[Figure collection entries]
--------------------------------

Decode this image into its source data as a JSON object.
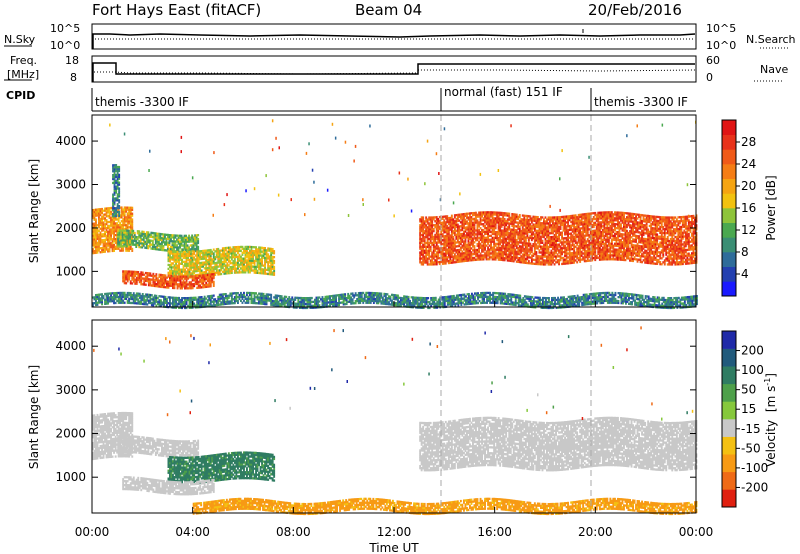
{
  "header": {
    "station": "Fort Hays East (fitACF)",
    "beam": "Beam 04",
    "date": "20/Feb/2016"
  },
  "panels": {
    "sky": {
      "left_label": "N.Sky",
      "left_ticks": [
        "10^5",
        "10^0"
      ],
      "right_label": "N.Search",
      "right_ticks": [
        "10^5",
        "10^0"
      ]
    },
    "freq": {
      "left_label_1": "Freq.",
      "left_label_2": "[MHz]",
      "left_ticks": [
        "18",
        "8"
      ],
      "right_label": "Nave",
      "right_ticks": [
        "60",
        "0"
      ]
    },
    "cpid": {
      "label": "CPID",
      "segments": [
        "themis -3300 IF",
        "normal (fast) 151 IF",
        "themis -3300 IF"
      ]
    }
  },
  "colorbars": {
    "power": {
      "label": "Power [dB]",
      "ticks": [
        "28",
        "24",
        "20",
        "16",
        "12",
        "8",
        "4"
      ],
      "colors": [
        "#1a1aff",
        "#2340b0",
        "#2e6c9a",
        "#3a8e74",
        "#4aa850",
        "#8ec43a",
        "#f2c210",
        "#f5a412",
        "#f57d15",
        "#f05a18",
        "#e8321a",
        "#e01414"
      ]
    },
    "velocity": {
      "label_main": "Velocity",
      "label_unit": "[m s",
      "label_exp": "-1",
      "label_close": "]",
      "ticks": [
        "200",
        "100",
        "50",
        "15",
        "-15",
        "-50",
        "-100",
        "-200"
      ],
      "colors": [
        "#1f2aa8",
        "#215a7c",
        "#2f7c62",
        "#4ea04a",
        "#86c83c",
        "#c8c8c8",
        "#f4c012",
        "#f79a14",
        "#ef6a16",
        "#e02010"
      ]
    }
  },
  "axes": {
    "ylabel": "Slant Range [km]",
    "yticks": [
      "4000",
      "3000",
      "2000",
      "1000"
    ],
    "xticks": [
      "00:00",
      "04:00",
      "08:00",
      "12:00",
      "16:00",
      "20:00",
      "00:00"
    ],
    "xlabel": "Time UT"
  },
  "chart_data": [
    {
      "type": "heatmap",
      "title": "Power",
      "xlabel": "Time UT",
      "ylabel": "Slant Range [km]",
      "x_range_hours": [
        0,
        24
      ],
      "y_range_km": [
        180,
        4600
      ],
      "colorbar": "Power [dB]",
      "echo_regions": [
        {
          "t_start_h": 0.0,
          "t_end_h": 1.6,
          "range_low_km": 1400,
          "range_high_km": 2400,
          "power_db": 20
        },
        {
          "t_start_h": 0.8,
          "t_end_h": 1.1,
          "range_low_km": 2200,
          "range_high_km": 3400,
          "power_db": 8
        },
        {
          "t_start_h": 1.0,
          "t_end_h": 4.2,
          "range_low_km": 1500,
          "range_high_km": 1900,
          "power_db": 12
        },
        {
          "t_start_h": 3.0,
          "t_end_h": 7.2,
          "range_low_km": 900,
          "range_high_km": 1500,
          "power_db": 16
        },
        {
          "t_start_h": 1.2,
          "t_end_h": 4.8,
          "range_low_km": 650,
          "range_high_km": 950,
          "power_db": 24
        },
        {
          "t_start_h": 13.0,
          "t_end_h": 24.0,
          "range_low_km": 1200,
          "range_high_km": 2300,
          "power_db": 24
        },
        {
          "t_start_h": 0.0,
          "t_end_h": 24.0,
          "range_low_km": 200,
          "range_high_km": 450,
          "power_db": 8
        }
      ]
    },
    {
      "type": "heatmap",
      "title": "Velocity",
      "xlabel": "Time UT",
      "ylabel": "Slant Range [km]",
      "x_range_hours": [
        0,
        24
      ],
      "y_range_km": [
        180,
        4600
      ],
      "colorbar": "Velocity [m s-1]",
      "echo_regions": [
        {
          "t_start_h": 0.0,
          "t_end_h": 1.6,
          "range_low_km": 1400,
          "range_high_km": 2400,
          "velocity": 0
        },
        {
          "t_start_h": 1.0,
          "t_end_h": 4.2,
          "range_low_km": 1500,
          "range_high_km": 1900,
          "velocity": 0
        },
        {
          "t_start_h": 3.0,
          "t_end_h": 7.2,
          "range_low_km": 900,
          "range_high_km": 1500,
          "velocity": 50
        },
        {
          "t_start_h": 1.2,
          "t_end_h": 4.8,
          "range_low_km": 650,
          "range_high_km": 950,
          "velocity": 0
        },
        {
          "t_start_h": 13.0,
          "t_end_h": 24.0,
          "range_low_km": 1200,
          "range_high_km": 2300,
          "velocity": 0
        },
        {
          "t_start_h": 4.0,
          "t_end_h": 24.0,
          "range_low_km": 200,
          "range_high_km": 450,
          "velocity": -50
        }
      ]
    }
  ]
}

--------------------------------

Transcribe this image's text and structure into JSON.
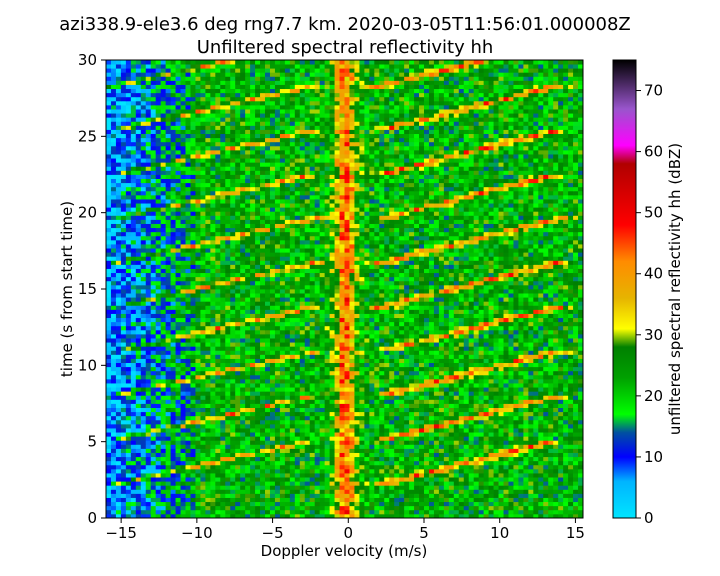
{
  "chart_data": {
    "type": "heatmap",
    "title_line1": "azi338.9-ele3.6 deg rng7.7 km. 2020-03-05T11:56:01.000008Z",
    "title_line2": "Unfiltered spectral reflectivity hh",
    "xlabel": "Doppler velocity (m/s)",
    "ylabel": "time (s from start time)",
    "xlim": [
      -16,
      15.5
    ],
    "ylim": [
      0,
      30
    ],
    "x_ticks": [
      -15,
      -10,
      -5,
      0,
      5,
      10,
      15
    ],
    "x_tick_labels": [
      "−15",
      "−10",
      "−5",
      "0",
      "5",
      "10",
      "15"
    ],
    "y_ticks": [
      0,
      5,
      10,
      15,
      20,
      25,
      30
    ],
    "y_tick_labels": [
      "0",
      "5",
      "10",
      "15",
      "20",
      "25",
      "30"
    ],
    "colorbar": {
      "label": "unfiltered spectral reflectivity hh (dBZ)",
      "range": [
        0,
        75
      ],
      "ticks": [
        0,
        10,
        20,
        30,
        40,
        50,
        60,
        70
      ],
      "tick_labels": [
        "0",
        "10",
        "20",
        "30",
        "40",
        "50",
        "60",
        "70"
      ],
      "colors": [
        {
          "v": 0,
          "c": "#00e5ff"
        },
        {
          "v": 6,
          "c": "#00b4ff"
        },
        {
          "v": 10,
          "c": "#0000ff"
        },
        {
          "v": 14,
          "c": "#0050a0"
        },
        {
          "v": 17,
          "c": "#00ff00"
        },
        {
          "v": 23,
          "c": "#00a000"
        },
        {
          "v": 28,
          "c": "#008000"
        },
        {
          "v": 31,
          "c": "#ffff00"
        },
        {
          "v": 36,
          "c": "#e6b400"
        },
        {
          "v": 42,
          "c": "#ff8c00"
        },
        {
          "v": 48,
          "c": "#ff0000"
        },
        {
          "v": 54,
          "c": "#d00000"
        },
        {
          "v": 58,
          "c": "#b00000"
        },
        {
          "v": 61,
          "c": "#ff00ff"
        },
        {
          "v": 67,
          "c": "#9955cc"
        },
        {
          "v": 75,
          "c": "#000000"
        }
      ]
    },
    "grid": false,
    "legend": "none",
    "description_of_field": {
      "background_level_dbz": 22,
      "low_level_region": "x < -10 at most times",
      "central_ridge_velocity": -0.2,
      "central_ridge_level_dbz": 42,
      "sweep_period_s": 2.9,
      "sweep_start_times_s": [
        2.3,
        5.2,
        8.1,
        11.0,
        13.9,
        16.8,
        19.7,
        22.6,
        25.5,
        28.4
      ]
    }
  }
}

--------------------------------

- [WORK INSTRUCTIONS]: Scan the records above for the string "this", then select every line that holds it.

- [TASK ANSWER]:
Decode this image into its source data as a JSON object.
Transcribe this image's text and structure into JSON.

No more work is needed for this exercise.